**Entries shown**

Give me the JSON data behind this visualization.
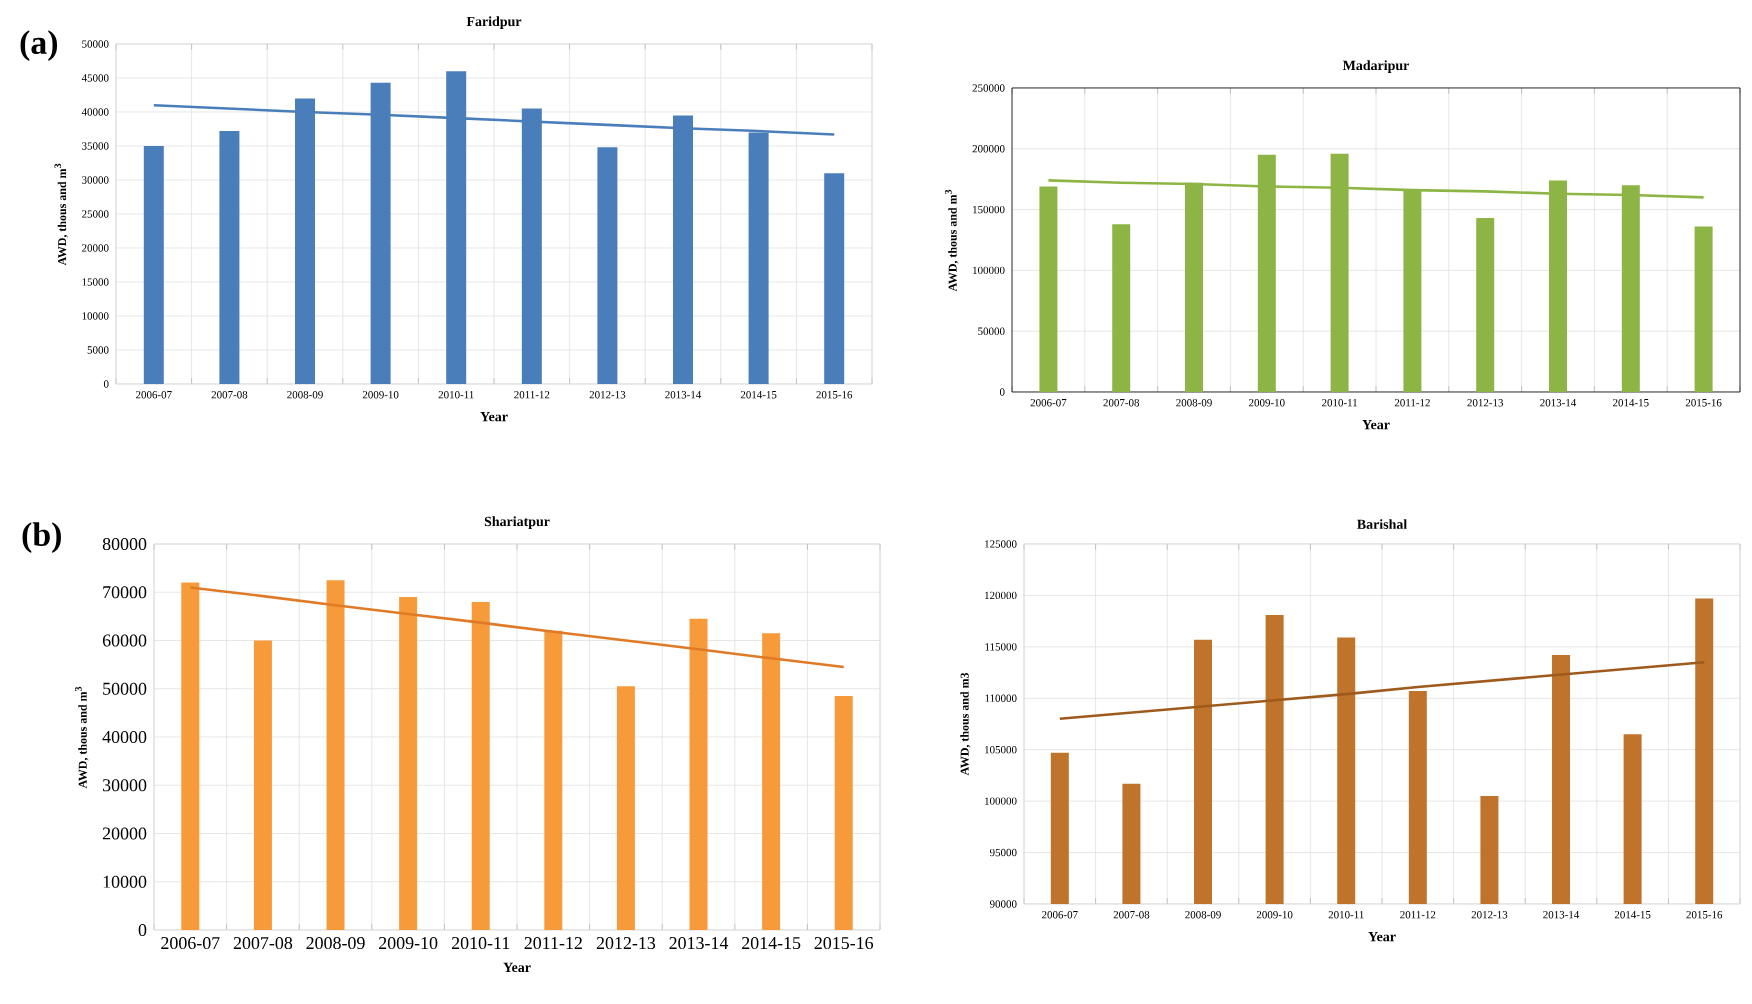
{
  "chart_data": [
    {
      "type": "bar",
      "title": "Faridpur",
      "xlabel": "Year",
      "ylabel": "AWD, thous and m$^{3}$",
      "annotations": [
        "(a)"
      ],
      "categories": [
        "2006-07",
        "2007-08",
        "2008-09",
        "2009-10",
        "2010-11",
        "2011-12",
        "2012-13",
        "2013-14",
        "2014-15",
        "2015-16"
      ],
      "series": [
        {
          "color": "#4a7ebb",
          "values": [
            35000,
            37200,
            42000,
            44300,
            46000,
            40500,
            34800,
            39500,
            37000,
            31000
          ]
        },
        {
          "type": "line",
          "color": "#4a7ebb",
          "values": [
            41000,
            40500,
            40000,
            39600,
            39100,
            38600,
            38100,
            37600,
            37200,
            36700
          ]
        }
      ],
      "ylim": [
        0,
        50000
      ],
      "yticks": [
        0,
        5000,
        10000,
        15000,
        20000,
        25000,
        30000,
        35000,
        40000,
        45000,
        50000
      ],
      "grid": true,
      "legend": false,
      "marker": "none"
    },
    {
      "type": "bar",
      "title": "Madaripur",
      "xlabel": "Year",
      "ylabel": "AWD, thous and m$^{3}$",
      "categories": [
        "2006-07",
        "2007-08",
        "2008-09",
        "2009-10",
        "2010-11",
        "2011-12",
        "2012-13",
        "2013-14",
        "2014-15",
        "2015-16"
      ],
      "series": [
        {
          "color": "#8db545",
          "values": [
            169000,
            138000,
            172000,
            195000,
            196000,
            167000,
            143000,
            174000,
            170000,
            136000
          ]
        },
        {
          "type": "line",
          "color": "#8db545",
          "values": [
            174000,
            172000,
            171000,
            169000,
            168000,
            166000,
            165000,
            163000,
            162000,
            160000
          ]
        }
      ],
      "ylim": [
        0,
        250000
      ],
      "yticks": [
        0,
        50000,
        100000,
        150000,
        200000,
        250000
      ],
      "grid": true,
      "legend": false,
      "marker": "none"
    },
    {
      "type": "bar",
      "title": "Shariatpur",
      "xlabel": "Year",
      "ylabel": "AWD, thous and m$^{3}$",
      "annotations": [
        "(b)"
      ],
      "categories": [
        "2006-07",
        "2007-08",
        "2008-09",
        "2009-10",
        "2010-11",
        "2011-12",
        "2012-13",
        "2013-14",
        "2014-15",
        "2015-16"
      ],
      "series": [
        {
          "color": "#f79a3a",
          "values": [
            72000,
            60000,
            72500,
            69000,
            68000,
            62000,
            50500,
            64500,
            61500,
            48500
          ]
        },
        {
          "type": "line",
          "color": "#e07a26",
          "values": [
            71000,
            69200,
            67300,
            65500,
            63700,
            61800,
            60000,
            58200,
            56300,
            54500
          ]
        }
      ],
      "ylim": [
        0,
        80000
      ],
      "yticks": [
        0,
        10000,
        20000,
        30000,
        40000,
        50000,
        60000,
        70000,
        80000
      ],
      "grid": true,
      "legend": false,
      "marker": "none"
    },
    {
      "type": "bar",
      "title": "Barishal",
      "xlabel": "Year",
      "ylabel": "AWD, thous and m3",
      "categories": [
        "2006-07",
        "2007-08",
        "2008-09",
        "2009-10",
        "2010-11",
        "2011-12",
        "2012-13",
        "2013-14",
        "2014-15",
        "2015-16"
      ],
      "series": [
        {
          "color": "#c0732a",
          "values": [
            104700,
            101700,
            115700,
            118100,
            115900,
            110700,
            100500,
            114200,
            106500,
            119700
          ]
        },
        {
          "type": "line",
          "color": "#9e5a1c",
          "values": [
            108000,
            108600,
            109200,
            109800,
            110400,
            111100,
            111700,
            112300,
            112900,
            113500
          ]
        }
      ],
      "ylim": [
        90000,
        125000
      ],
      "yticks": [
        90000,
        95000,
        100000,
        105000,
        110000,
        115000,
        120000,
        125000
      ],
      "grid": true,
      "legend": false,
      "marker": "none"
    }
  ]
}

**Requirement**
Your task is to transcribe all of the records precisely, with no images included.

**Final result**
Give me the JSON data behind this visualization.
{
  "chart_data": [
    {
      "type": "bar",
      "title": "Faridpur",
      "xlabel": "Year",
      "ylabel": "AWD, thous and m$^{3}$",
      "annotations": [
        "(a)"
      ],
      "categories": [
        "2006-07",
        "2007-08",
        "2008-09",
        "2009-10",
        "2010-11",
        "2011-12",
        "2012-13",
        "2013-14",
        "2014-15",
        "2015-16"
      ],
      "series": [
        {
          "color": "#4a7ebb",
          "values": [
            35000,
            37200,
            42000,
            44300,
            46000,
            40500,
            34800,
            39500,
            37000,
            31000
          ]
        },
        {
          "type": "line",
          "color": "#4a7ebb",
          "values": [
            41000,
            40500,
            40000,
            39600,
            39100,
            38600,
            38100,
            37600,
            37200,
            36700
          ]
        }
      ],
      "ylim": [
        0,
        50000
      ],
      "yticks": [
        0,
        5000,
        10000,
        15000,
        20000,
        25000,
        30000,
        35000,
        40000,
        45000,
        50000
      ],
      "grid": true,
      "legend": false,
      "marker": "none"
    },
    {
      "type": "bar",
      "title": "Madaripur",
      "xlabel": "Year",
      "ylabel": "AWD, thous and m$^{3}$",
      "categories": [
        "2006-07",
        "2007-08",
        "2008-09",
        "2009-10",
        "2010-11",
        "2011-12",
        "2012-13",
        "2013-14",
        "2014-15",
        "2015-16"
      ],
      "series": [
        {
          "color": "#8db545",
          "values": [
            169000,
            138000,
            172000,
            195000,
            196000,
            167000,
            143000,
            174000,
            170000,
            136000
          ]
        },
        {
          "type": "line",
          "color": "#8db545",
          "values": [
            174000,
            172000,
            171000,
            169000,
            168000,
            166000,
            165000,
            163000,
            162000,
            160000
          ]
        }
      ],
      "ylim": [
        0,
        250000
      ],
      "yticks": [
        0,
        50000,
        100000,
        150000,
        200000,
        250000
      ],
      "grid": true,
      "legend": false,
      "marker": "none"
    },
    {
      "type": "bar",
      "title": "Shariatpur",
      "xlabel": "Year",
      "ylabel": "AWD, thous and m$^{3}$",
      "annotations": [
        "(b)"
      ],
      "categories": [
        "2006-07",
        "2007-08",
        "2008-09",
        "2009-10",
        "2010-11",
        "2011-12",
        "2012-13",
        "2013-14",
        "2014-15",
        "2015-16"
      ],
      "series": [
        {
          "color": "#f79a3a",
          "values": [
            72000,
            60000,
            72500,
            69000,
            68000,
            62000,
            50500,
            64500,
            61500,
            48500
          ]
        },
        {
          "type": "line",
          "color": "#e07a26",
          "values": [
            71000,
            69200,
            67300,
            65500,
            63700,
            61800,
            60000,
            58200,
            56300,
            54500
          ]
        }
      ],
      "ylim": [
        0,
        80000
      ],
      "yticks": [
        0,
        10000,
        20000,
        30000,
        40000,
        50000,
        60000,
        70000,
        80000
      ],
      "grid": true,
      "legend": false,
      "marker": "none"
    },
    {
      "type": "bar",
      "title": "Barishal",
      "xlabel": "Year",
      "ylabel": "AWD, thous and m3",
      "categories": [
        "2006-07",
        "2007-08",
        "2008-09",
        "2009-10",
        "2010-11",
        "2011-12",
        "2012-13",
        "2013-14",
        "2014-15",
        "2015-16"
      ],
      "series": [
        {
          "color": "#c0732a",
          "values": [
            104700,
            101700,
            115700,
            118100,
            115900,
            110700,
            100500,
            114200,
            106500,
            119700
          ]
        },
        {
          "type": "line",
          "color": "#9e5a1c",
          "values": [
            108000,
            108600,
            109200,
            109800,
            110400,
            111100,
            111700,
            112300,
            112900,
            113500
          ]
        }
      ],
      "ylim": [
        90000,
        125000
      ],
      "yticks": [
        90000,
        95000,
        100000,
        105000,
        110000,
        115000,
        120000,
        125000
      ],
      "grid": true,
      "legend": false,
      "marker": "none"
    }
  ]
}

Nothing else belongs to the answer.